--- begin SOURCE RECORDS ---

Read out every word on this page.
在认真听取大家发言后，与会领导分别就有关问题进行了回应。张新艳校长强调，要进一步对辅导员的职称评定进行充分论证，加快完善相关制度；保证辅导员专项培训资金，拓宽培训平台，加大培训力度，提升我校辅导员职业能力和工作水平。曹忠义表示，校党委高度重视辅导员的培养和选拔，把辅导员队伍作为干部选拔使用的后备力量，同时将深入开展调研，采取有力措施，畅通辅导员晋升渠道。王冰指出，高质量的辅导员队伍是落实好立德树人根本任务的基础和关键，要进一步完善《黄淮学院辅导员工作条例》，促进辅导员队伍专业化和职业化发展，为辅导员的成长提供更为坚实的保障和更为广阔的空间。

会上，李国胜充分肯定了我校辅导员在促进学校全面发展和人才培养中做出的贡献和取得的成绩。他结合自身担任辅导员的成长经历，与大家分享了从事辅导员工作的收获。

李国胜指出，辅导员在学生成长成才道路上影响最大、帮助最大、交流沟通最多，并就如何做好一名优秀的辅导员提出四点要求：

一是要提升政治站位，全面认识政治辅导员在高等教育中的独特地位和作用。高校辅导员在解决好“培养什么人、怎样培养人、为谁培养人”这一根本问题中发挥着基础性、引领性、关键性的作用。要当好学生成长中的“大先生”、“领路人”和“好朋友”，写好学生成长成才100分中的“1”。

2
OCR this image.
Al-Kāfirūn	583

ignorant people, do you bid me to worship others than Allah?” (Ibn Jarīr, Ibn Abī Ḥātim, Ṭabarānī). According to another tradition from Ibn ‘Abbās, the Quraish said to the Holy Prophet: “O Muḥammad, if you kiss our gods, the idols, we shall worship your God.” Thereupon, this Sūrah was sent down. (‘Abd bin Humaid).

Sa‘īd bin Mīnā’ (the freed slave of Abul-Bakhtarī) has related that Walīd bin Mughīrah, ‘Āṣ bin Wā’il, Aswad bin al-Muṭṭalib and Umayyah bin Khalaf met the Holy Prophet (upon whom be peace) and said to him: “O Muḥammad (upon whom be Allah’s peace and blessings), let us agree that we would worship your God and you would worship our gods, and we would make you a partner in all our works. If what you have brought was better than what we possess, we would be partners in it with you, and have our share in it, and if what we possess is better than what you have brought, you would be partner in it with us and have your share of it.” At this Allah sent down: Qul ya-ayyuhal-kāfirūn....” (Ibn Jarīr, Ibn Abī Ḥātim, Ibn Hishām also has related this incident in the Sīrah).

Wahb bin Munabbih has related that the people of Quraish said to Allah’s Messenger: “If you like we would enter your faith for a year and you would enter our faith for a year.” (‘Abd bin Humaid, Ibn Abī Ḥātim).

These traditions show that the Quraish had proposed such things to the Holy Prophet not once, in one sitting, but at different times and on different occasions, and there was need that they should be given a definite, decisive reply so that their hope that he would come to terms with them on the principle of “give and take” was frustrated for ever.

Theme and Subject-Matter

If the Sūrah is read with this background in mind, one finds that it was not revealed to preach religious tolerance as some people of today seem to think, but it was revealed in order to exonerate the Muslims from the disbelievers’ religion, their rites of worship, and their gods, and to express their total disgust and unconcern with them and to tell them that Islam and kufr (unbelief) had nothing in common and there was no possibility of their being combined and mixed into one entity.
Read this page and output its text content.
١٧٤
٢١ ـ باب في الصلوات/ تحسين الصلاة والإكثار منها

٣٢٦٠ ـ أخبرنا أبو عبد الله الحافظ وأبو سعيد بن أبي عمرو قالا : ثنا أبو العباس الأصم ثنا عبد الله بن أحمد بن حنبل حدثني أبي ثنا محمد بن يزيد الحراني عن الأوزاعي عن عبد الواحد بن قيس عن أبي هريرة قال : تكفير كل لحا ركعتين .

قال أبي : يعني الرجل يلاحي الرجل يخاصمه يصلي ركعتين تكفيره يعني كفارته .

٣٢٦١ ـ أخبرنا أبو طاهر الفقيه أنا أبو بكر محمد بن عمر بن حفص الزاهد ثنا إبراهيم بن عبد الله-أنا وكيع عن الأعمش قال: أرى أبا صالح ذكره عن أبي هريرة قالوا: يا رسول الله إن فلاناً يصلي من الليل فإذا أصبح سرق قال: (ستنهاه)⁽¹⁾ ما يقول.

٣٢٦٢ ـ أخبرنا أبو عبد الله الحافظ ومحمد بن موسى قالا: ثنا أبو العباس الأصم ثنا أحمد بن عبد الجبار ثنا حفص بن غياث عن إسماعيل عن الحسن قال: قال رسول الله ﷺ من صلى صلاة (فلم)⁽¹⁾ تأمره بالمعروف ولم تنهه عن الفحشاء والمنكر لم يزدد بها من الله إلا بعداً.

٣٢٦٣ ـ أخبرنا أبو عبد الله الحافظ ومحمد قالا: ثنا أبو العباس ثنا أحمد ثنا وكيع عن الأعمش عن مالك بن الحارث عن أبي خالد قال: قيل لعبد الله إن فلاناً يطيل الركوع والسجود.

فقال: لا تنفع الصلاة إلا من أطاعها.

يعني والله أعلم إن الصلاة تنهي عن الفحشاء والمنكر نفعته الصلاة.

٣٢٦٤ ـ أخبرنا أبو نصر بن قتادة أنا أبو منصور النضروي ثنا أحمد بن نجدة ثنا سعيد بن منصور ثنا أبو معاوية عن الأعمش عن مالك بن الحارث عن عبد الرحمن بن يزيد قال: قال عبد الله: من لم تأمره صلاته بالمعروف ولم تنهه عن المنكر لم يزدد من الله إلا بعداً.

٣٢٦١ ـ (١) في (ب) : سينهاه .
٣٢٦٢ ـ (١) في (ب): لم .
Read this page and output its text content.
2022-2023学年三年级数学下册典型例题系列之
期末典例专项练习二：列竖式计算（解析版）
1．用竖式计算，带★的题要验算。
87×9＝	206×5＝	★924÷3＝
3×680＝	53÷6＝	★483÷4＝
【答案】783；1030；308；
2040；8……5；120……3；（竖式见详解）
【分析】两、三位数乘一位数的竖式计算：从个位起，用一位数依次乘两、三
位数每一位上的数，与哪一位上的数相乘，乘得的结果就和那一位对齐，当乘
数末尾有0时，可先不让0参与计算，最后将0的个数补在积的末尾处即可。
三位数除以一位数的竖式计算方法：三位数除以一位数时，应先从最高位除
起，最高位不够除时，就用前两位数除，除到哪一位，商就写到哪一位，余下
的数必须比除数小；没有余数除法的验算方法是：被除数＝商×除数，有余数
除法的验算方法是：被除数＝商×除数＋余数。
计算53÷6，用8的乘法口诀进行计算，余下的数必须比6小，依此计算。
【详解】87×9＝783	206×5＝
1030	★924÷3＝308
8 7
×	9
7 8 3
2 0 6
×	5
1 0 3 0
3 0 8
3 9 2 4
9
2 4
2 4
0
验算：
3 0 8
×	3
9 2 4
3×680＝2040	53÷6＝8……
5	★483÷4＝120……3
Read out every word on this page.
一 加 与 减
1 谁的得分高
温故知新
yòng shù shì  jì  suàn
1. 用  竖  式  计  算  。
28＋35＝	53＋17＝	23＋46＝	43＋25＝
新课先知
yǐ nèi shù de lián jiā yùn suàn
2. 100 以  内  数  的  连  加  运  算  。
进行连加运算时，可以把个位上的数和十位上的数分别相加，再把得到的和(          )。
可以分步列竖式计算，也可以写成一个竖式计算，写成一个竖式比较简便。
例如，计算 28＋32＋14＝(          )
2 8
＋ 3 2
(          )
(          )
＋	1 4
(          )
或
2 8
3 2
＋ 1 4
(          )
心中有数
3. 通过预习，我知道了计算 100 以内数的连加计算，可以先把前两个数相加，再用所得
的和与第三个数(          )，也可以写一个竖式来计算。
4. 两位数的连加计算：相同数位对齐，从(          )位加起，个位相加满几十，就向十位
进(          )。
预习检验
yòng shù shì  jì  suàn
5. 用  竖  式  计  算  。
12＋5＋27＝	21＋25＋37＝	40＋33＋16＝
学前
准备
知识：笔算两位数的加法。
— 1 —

--- end SOURCE RECORDS ---

▸ **INSTRUCTIONS TO FOLLOW**: Filter the records above for lines containing the word "Humaid", and copy those lines.

▸ **SOLUTION**:
ignorant people, do you bid me to worship others than Allah?” (Ibn Jarīr, Ibn Abī Ḥātim, Ṭabarānī). According to another tradition from Ibn ‘Abbās, the Quraish said to the Holy Prophet: “O Muḥammad, if you kiss our gods, the idols, we shall worship your God.” Thereupon, this Sūrah was sent down. (‘Abd bin Humaid).
Wahb bin Munabbih has related that the people of Quraish said to Allah’s Messenger: “If you like we would enter your faith for a year and you would enter our faith for a year.” (‘Abd bin Humaid, Ibn Abī Ḥātim).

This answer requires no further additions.